* **EXERCISE OBJECTIVE**
Filter these entries, keeping only lines that hold the word "marker".

[Figure dataset records]
[START]
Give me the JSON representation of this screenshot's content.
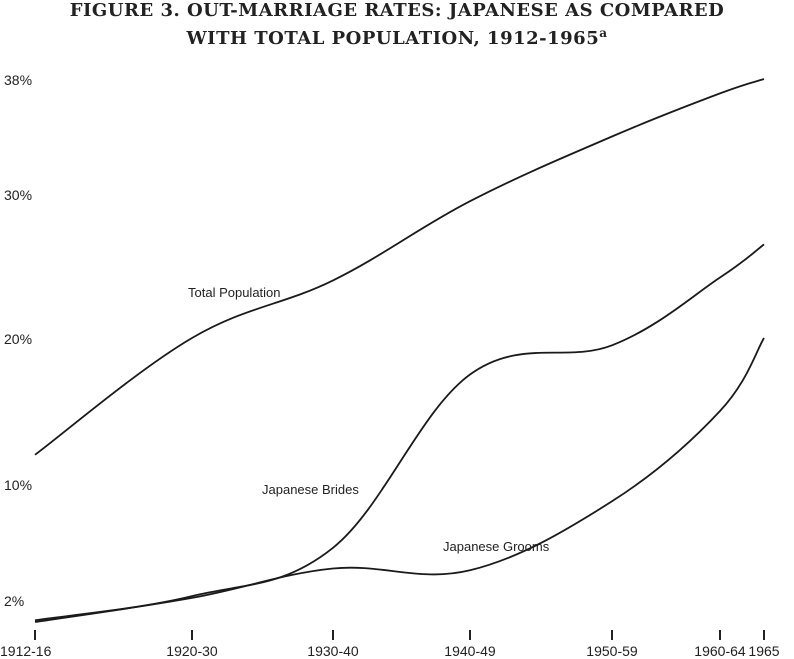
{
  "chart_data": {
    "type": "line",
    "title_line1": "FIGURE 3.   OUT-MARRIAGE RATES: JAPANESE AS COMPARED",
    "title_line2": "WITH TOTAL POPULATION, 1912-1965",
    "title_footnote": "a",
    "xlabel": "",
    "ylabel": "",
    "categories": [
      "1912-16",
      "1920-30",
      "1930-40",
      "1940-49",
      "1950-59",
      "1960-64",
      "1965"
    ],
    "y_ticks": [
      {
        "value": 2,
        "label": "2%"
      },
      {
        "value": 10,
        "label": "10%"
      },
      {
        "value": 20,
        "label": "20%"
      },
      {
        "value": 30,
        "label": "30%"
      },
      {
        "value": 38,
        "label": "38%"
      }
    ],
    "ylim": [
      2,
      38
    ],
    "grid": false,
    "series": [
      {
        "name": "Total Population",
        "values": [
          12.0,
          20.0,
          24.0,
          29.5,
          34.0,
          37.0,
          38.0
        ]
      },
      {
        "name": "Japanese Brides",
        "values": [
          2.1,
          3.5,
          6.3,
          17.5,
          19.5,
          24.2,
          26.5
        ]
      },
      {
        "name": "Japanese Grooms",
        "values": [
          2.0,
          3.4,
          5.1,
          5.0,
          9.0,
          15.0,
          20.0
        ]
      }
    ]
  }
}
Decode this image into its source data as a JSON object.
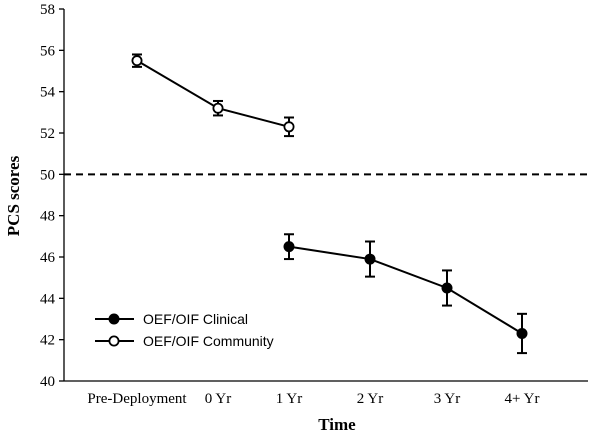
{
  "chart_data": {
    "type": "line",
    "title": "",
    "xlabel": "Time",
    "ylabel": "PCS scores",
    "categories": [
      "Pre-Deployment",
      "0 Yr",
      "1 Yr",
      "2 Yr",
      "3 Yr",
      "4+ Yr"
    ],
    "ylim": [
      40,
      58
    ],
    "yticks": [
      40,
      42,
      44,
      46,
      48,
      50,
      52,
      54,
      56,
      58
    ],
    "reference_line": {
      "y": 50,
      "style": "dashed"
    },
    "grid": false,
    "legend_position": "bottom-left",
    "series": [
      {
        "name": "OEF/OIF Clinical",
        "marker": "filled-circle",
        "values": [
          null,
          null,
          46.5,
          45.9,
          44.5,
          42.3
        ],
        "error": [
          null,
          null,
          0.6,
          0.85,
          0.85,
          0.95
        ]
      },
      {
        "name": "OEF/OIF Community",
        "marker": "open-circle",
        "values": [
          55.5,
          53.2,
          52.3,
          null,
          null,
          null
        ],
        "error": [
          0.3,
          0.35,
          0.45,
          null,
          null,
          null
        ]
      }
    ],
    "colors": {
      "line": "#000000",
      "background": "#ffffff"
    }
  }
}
[END]
* **COMPLETE ANSWER**
        "marker": "filled-circle",
        "marker": "open-circle",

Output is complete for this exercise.